▶ WRITTEN TASK: Determine how many lines hold "suffering" and give only that number.

▶ DATASET EXTRACT:
###

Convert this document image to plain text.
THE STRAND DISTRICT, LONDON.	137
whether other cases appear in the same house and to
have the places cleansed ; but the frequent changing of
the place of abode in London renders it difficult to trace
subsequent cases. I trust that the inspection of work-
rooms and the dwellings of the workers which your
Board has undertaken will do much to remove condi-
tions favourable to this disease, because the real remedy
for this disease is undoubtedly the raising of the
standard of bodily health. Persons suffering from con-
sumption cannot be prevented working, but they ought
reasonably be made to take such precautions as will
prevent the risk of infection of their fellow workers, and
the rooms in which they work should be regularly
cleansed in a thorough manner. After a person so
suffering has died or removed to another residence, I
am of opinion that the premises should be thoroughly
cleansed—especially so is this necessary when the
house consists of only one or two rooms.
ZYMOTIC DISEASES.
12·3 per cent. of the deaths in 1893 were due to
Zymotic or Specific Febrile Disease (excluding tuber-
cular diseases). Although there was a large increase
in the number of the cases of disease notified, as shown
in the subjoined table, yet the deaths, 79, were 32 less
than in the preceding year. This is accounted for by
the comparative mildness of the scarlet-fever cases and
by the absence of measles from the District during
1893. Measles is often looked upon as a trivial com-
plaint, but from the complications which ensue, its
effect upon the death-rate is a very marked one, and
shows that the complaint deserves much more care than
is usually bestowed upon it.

###

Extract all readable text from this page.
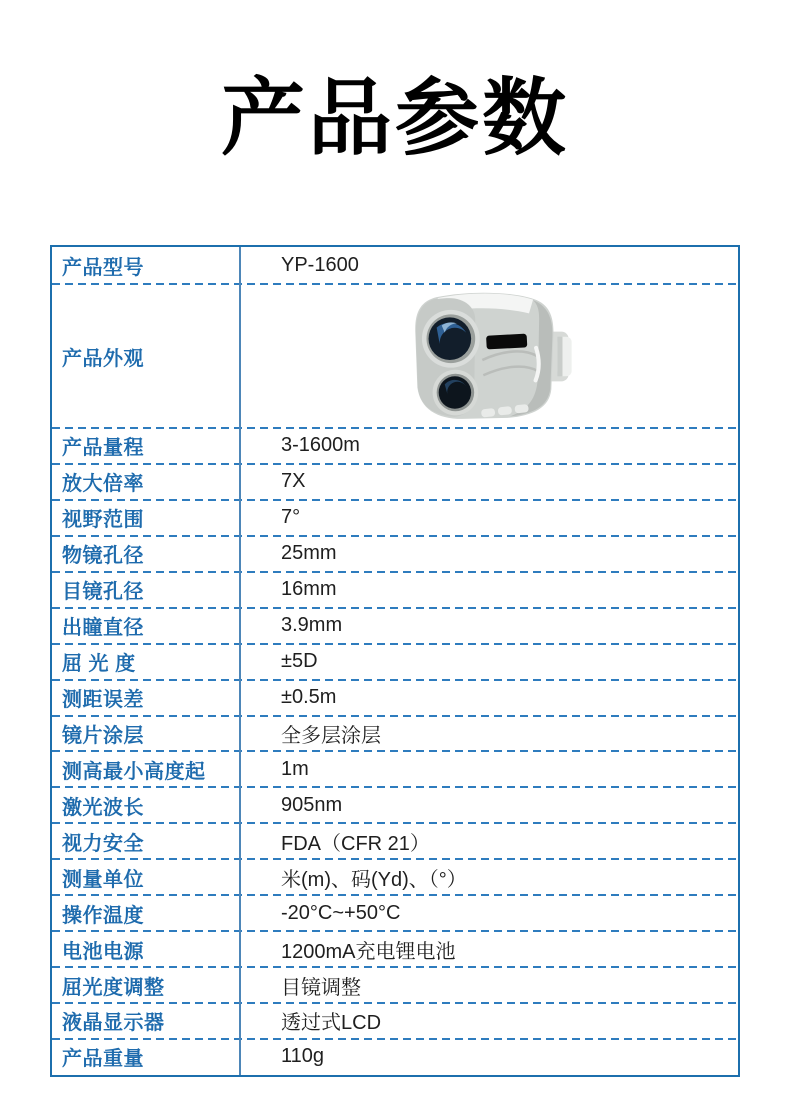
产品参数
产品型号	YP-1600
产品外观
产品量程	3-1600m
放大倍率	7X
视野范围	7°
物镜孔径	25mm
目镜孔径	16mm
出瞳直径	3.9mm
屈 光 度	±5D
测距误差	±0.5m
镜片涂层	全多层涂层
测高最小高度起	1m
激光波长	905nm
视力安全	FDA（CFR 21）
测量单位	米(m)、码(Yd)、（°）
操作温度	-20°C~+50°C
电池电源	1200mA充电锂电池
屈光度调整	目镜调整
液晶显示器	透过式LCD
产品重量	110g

###

▶ RESULT FOR THIS TASK: 2